→ **Objective**
Each record below is to be copied word for word, with pictures removed.

(Saved data entries)
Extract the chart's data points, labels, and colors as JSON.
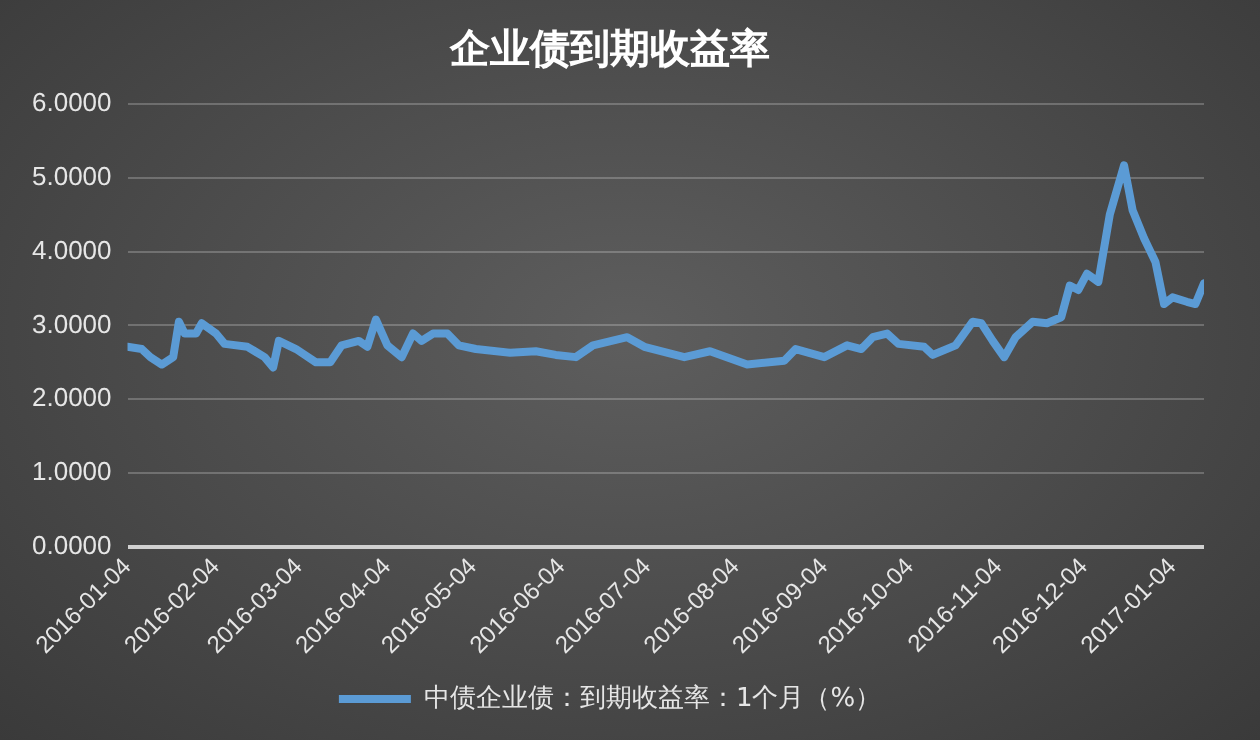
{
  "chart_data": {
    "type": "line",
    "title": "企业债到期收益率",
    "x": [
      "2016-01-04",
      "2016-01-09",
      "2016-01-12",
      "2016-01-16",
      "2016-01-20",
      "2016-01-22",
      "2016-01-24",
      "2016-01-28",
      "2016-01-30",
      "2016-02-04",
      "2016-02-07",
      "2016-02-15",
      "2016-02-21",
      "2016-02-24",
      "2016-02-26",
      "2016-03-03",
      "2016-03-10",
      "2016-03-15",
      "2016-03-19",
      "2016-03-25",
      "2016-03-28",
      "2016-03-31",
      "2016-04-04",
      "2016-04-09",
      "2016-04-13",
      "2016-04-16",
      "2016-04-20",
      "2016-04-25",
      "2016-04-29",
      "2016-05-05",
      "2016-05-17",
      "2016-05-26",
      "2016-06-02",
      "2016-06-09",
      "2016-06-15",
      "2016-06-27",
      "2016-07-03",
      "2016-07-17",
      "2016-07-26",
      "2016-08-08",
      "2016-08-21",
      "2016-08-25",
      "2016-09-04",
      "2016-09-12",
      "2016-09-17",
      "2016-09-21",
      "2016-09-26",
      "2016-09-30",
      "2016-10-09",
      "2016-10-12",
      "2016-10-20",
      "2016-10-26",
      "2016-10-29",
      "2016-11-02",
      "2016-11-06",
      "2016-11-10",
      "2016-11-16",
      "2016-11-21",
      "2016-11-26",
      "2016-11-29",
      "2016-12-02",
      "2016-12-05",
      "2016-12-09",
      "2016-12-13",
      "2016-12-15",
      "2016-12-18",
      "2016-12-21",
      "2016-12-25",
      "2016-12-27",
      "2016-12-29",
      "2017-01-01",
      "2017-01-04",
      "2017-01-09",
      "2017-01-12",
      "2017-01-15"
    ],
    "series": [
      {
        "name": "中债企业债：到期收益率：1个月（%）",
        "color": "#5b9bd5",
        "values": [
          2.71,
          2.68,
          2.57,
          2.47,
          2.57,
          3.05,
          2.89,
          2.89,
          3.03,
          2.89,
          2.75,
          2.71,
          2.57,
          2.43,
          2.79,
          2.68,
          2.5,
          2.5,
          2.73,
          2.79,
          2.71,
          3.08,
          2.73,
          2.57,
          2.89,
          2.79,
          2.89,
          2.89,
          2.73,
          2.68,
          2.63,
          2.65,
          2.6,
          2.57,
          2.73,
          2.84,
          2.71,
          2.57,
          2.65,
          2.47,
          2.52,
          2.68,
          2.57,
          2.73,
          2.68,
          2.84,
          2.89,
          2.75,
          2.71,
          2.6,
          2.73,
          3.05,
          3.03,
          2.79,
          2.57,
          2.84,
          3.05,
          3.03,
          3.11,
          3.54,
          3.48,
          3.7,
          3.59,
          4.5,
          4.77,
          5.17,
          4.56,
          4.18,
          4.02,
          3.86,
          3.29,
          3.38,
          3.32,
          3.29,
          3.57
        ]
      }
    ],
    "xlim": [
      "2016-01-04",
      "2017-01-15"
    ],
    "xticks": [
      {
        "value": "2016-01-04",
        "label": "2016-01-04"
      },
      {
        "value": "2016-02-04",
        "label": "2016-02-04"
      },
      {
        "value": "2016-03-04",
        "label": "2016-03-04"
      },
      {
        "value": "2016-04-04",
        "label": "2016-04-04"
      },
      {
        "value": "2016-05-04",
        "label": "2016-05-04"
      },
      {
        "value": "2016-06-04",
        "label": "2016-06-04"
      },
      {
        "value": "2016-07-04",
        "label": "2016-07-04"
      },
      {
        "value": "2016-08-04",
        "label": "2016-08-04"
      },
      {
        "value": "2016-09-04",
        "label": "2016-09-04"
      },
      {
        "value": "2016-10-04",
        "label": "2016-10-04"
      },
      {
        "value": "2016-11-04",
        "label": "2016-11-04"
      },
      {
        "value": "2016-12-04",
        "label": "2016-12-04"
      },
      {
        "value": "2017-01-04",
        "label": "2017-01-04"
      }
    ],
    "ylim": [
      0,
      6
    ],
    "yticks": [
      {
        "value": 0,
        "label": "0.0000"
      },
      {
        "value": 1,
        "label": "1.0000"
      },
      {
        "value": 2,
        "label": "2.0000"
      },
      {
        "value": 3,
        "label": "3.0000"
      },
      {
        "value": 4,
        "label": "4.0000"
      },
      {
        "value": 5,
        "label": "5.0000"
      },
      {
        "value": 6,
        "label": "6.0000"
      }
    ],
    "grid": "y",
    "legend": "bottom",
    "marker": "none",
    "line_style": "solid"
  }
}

→ **Exercise result**
Extract the chart's data points, labels, and colors as JSON.
{
  "chart_data": {
    "type": "line",
    "title": "企业债到期收益率",
    "x": [
      "2016-01-04",
      "2016-01-09",
      "2016-01-12",
      "2016-01-16",
      "2016-01-20",
      "2016-01-22",
      "2016-01-24",
      "2016-01-28",
      "2016-01-30",
      "2016-02-04",
      "2016-02-07",
      "2016-02-15",
      "2016-02-21",
      "2016-02-24",
      "2016-02-26",
      "2016-03-03",
      "2016-03-10",
      "2016-03-15",
      "2016-03-19",
      "2016-03-25",
      "2016-03-28",
      "2016-03-31",
      "2016-04-04",
      "2016-04-09",
      "2016-04-13",
      "2016-04-16",
      "2016-04-20",
      "2016-04-25",
      "2016-04-29",
      "2016-05-05",
      "2016-05-17",
      "2016-05-26",
      "2016-06-02",
      "2016-06-09",
      "2016-06-15",
      "2016-06-27",
      "2016-07-03",
      "2016-07-17",
      "2016-07-26",
      "2016-08-08",
      "2016-08-21",
      "2016-08-25",
      "2016-09-04",
      "2016-09-12",
      "2016-09-17",
      "2016-09-21",
      "2016-09-26",
      "2016-09-30",
      "2016-10-09",
      "2016-10-12",
      "2016-10-20",
      "2016-10-26",
      "2016-10-29",
      "2016-11-02",
      "2016-11-06",
      "2016-11-10",
      "2016-11-16",
      "2016-11-21",
      "2016-11-26",
      "2016-11-29",
      "2016-12-02",
      "2016-12-05",
      "2016-12-09",
      "2016-12-13",
      "2016-12-15",
      "2016-12-18",
      "2016-12-21",
      "2016-12-25",
      "2016-12-27",
      "2016-12-29",
      "2017-01-01",
      "2017-01-04",
      "2017-01-09",
      "2017-01-12",
      "2017-01-15"
    ],
    "series": [
      {
        "name": "中债企业债：到期收益率：1个月（%）",
        "color": "#5b9bd5",
        "values": [
          2.71,
          2.68,
          2.57,
          2.47,
          2.57,
          3.05,
          2.89,
          2.89,
          3.03,
          2.89,
          2.75,
          2.71,
          2.57,
          2.43,
          2.79,
          2.68,
          2.5,
          2.5,
          2.73,
          2.79,
          2.71,
          3.08,
          2.73,
          2.57,
          2.89,
          2.79,
          2.89,
          2.89,
          2.73,
          2.68,
          2.63,
          2.65,
          2.6,
          2.57,
          2.73,
          2.84,
          2.71,
          2.57,
          2.65,
          2.47,
          2.52,
          2.68,
          2.57,
          2.73,
          2.68,
          2.84,
          2.89,
          2.75,
          2.71,
          2.6,
          2.73,
          3.05,
          3.03,
          2.79,
          2.57,
          2.84,
          3.05,
          3.03,
          3.11,
          3.54,
          3.48,
          3.7,
          3.59,
          4.5,
          4.77,
          5.17,
          4.56,
          4.18,
          4.02,
          3.86,
          3.29,
          3.38,
          3.32,
          3.29,
          3.57
        ]
      }
    ],
    "xlim": [
      "2016-01-04",
      "2017-01-15"
    ],
    "xticks": [
      {
        "value": "2016-01-04",
        "label": "2016-01-04"
      },
      {
        "value": "2016-02-04",
        "label": "2016-02-04"
      },
      {
        "value": "2016-03-04",
        "label": "2016-03-04"
      },
      {
        "value": "2016-04-04",
        "label": "2016-04-04"
      },
      {
        "value": "2016-05-04",
        "label": "2016-05-04"
      },
      {
        "value": "2016-06-04",
        "label": "2016-06-04"
      },
      {
        "value": "2016-07-04",
        "label": "2016-07-04"
      },
      {
        "value": "2016-08-04",
        "label": "2016-08-04"
      },
      {
        "value": "2016-09-04",
        "label": "2016-09-04"
      },
      {
        "value": "2016-10-04",
        "label": "2016-10-04"
      },
      {
        "value": "2016-11-04",
        "label": "2016-11-04"
      },
      {
        "value": "2016-12-04",
        "label": "2016-12-04"
      },
      {
        "value": "2017-01-04",
        "label": "2017-01-04"
      }
    ],
    "ylim": [
      0,
      6
    ],
    "yticks": [
      {
        "value": 0,
        "label": "0.0000"
      },
      {
        "value": 1,
        "label": "1.0000"
      },
      {
        "value": 2,
        "label": "2.0000"
      },
      {
        "value": 3,
        "label": "3.0000"
      },
      {
        "value": 4,
        "label": "4.0000"
      },
      {
        "value": 5,
        "label": "5.0000"
      },
      {
        "value": 6,
        "label": "6.0000"
      }
    ],
    "grid": "y",
    "legend": "bottom",
    "marker": "none",
    "line_style": "solid"
  }
}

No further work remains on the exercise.